### Dataset items
○ ○ ○ ○
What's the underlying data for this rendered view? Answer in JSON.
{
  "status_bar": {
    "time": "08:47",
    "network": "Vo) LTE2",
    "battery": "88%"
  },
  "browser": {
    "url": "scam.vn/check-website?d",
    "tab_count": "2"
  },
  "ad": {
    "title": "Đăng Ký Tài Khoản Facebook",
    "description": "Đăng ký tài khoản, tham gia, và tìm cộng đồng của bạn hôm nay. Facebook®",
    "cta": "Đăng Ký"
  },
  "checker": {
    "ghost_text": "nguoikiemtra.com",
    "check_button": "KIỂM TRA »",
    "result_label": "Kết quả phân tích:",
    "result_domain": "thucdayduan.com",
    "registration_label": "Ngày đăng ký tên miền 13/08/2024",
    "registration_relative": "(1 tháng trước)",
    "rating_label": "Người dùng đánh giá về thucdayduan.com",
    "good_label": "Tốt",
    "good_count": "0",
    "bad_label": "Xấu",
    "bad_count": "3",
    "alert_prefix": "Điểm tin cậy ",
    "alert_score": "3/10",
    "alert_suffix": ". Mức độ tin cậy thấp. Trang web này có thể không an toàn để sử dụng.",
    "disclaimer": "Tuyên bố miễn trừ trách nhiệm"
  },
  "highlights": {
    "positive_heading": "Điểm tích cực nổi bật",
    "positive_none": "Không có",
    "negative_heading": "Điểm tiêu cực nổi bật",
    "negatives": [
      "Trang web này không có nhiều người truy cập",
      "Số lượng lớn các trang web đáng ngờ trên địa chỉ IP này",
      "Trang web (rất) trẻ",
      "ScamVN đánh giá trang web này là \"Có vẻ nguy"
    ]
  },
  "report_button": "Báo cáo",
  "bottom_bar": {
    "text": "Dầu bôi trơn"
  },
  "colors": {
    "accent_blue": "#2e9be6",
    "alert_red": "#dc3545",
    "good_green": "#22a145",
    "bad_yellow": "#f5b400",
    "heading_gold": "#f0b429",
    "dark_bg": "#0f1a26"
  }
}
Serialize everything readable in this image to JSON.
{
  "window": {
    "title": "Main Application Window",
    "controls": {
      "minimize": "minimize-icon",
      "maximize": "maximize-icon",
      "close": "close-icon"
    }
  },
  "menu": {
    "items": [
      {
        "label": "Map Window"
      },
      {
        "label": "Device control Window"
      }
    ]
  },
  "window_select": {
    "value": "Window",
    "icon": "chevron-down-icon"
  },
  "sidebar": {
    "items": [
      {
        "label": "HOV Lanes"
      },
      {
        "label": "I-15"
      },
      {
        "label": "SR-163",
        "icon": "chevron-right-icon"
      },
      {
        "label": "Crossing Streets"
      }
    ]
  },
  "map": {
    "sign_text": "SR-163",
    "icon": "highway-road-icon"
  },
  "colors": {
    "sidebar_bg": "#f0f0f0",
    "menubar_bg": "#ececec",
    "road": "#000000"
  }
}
○ ○ ○ ○
### Job
Write out the complete set of records exactly as given.

### Result of the exercise
What's the underlying data for this rendered view? Answer in JSON.
{
  "status_bar": {
    "time": "08:47",
    "network": "Vo) LTE2",
    "battery": "88%"
  },
  "browser": {
    "url": "scam.vn/check-website?d",
    "tab_count": "2"
  },
  "ad": {
    "title": "Đăng Ký Tài Khoản Facebook",
    "description": "Đăng ký tài khoản, tham gia, và tìm cộng đồng của bạn hôm nay. Facebook®",
    "cta": "Đăng Ký"
  },
  "checker": {
    "ghost_text": "nguoikiemtra.com",
    "check_button": "KIỂM TRA »",
    "result_label": "Kết quả phân tích:",
    "result_domain": "thucdayduan.com",
    "registration_label": "Ngày đăng ký tên miền 13/08/2024",
    "registration_relative": "(1 tháng trước)",
    "rating_label": "Người dùng đánh giá về thucdayduan.com",
    "good_label": "Tốt",
    "good_count": "0",
    "bad_label": "Xấu",
    "bad_count": "3",
    "alert_prefix": "Điểm tin cậy ",
    "alert_score": "3/10",
    "alert_suffix": ". Mức độ tin cậy thấp. Trang web này có thể không an toàn để sử dụng.",
    "disclaimer": "Tuyên bố miễn trừ trách nhiệm"
  },
  "highlights": {
    "positive_heading": "Điểm tích cực nổi bật",
    "positive_none": "Không có",
    "negative_heading": "Điểm tiêu cực nổi bật",
    "negatives": [
      "Trang web này không có nhiều người truy cập",
      "Số lượng lớn các trang web đáng ngờ trên địa chỉ IP này",
      "Trang web (rất) trẻ",
      "ScamVN đánh giá trang web này là \"Có vẻ nguy"
    ]
  },
  "report_button": "Báo cáo",
  "bottom_bar": {
    "text": "Dầu bôi trơn"
  },
  "colors": {
    "accent_blue": "#2e9be6",
    "alert_red": "#dc3545",
    "good_green": "#22a145",
    "bad_yellow": "#f5b400",
    "heading_gold": "#f0b429",
    "dark_bg": "#0f1a26"
  }
}
Serialize everything readable in this image to JSON.
{
  "window": {
    "title": "Main Application Window",
    "controls": {
      "minimize": "minimize-icon",
      "maximize": "maximize-icon",
      "close": "close-icon"
    }
  },
  "menu": {
    "items": [
      {
        "label": "Map Window"
      },
      {
        "label": "Device control Window"
      }
    ]
  },
  "window_select": {
    "value": "Window",
    "icon": "chevron-down-icon"
  },
  "sidebar": {
    "items": [
      {
        "label": "HOV Lanes"
      },
      {
        "label": "I-15"
      },
      {
        "label": "SR-163",
        "icon": "chevron-right-icon"
      },
      {
        "label": "Crossing Streets"
      }
    ]
  },
  "map": {
    "sign_text": "SR-163",
    "icon": "highway-road-icon"
  },
  "colors": {
    "sidebar_bg": "#f0f0f0",
    "menubar_bg": "#ececec",
    "road": "#000000"
  }
}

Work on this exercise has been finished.